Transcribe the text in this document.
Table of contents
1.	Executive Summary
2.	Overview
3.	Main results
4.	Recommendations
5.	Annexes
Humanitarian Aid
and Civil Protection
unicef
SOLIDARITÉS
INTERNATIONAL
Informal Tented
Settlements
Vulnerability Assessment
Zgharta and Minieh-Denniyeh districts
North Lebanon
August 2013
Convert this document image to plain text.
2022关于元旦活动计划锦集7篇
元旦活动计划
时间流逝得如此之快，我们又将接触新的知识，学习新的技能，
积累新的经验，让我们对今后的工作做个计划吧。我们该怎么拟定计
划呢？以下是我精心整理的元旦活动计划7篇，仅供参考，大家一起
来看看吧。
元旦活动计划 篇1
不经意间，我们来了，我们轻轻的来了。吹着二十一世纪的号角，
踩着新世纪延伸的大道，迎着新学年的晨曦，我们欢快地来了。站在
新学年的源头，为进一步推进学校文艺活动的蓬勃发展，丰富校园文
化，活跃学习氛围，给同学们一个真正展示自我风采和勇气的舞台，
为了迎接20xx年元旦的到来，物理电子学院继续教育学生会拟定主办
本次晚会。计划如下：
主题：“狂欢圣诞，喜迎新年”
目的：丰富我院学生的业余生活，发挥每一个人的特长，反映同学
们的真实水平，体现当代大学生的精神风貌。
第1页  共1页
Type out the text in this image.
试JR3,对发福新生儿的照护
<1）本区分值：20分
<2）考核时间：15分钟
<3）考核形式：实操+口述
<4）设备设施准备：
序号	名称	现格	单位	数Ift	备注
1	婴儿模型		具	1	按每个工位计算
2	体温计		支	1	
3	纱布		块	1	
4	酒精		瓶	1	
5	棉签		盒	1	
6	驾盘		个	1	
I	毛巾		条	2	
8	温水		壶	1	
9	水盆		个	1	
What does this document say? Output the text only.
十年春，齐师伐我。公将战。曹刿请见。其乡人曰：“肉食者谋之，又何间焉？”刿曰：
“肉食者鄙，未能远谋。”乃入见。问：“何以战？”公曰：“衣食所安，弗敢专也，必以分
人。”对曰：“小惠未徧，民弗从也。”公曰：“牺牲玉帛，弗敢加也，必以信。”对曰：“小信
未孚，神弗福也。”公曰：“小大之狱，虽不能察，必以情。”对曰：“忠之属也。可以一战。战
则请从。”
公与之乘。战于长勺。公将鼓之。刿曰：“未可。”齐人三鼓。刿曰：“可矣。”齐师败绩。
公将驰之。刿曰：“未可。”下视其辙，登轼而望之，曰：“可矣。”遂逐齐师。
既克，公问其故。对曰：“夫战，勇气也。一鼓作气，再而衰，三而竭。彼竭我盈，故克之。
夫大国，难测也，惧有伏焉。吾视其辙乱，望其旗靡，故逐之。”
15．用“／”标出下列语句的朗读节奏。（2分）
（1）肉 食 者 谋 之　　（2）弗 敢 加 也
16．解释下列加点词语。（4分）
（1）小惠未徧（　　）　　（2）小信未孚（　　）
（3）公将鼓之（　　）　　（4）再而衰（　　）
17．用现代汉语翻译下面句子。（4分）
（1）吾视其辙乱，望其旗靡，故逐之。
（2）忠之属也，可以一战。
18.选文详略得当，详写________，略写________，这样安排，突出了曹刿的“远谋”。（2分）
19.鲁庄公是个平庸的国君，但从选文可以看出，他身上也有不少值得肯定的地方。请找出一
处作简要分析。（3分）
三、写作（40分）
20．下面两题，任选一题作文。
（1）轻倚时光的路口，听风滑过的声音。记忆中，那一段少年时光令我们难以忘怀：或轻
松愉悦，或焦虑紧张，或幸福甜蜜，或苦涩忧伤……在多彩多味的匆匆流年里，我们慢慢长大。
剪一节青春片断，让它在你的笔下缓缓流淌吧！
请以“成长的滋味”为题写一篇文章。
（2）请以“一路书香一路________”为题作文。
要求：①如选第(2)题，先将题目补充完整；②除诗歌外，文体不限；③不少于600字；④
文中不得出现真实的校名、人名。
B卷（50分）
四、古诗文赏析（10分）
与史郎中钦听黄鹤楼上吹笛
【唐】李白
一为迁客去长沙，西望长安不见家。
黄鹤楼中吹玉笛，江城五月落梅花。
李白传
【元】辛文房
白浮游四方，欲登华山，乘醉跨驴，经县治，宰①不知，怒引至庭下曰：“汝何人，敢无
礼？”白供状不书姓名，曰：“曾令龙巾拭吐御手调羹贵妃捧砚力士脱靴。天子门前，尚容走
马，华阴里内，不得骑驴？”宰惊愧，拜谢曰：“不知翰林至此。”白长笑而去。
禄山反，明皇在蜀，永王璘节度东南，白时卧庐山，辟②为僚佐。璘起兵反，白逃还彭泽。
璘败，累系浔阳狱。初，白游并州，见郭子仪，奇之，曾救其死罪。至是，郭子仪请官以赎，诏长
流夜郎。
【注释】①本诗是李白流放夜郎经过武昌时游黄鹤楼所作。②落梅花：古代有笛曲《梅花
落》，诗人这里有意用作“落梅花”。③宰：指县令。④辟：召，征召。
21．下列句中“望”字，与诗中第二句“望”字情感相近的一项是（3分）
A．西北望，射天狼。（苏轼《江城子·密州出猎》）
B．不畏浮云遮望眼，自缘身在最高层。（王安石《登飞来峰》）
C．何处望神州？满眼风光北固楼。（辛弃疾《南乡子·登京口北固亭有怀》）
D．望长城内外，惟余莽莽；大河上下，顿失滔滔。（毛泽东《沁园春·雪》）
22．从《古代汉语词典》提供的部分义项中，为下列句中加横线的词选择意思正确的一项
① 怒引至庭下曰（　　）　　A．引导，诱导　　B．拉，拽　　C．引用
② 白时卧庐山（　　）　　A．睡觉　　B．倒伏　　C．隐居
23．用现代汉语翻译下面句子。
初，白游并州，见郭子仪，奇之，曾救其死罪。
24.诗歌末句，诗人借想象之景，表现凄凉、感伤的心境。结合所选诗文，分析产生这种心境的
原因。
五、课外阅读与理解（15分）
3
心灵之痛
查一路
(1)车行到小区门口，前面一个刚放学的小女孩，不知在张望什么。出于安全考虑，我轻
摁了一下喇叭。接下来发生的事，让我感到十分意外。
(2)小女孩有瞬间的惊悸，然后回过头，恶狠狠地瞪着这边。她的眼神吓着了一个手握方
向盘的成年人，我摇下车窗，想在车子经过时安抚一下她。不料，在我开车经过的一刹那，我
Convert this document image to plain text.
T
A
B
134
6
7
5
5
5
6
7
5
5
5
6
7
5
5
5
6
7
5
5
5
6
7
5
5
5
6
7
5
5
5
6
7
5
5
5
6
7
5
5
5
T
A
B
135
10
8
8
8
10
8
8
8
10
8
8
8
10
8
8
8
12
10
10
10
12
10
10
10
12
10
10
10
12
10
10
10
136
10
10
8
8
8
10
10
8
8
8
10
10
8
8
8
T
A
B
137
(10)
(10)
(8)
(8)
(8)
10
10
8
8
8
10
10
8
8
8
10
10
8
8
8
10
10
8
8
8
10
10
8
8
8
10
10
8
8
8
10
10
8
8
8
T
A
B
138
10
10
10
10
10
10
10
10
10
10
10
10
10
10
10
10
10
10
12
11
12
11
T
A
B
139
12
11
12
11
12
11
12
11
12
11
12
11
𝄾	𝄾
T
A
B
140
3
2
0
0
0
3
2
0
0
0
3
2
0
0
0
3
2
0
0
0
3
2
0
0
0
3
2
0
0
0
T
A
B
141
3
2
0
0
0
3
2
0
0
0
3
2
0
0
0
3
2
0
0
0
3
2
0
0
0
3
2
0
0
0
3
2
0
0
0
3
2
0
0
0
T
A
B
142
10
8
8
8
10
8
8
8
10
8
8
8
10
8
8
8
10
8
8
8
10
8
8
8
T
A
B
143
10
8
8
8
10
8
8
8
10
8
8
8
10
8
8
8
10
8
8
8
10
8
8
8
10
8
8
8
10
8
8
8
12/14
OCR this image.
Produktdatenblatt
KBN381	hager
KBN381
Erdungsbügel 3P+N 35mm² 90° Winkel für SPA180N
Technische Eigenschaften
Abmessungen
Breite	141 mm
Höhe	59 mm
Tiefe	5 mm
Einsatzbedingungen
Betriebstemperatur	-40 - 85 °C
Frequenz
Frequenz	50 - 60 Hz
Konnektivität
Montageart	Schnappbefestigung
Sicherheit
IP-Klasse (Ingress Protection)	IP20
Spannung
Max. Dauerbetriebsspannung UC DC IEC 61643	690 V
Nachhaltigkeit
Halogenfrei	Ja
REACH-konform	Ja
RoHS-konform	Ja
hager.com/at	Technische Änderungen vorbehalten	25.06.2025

══════

> **Exercise goal**: Identify every line holding the word "忠之属也" and copy it out.

> **Task response**:
未孚，神弗福也。”公曰：“小大之狱，虽不能察，必以情。”对曰：“忠之属也。可以一战。战
（2）忠之属也，可以一战。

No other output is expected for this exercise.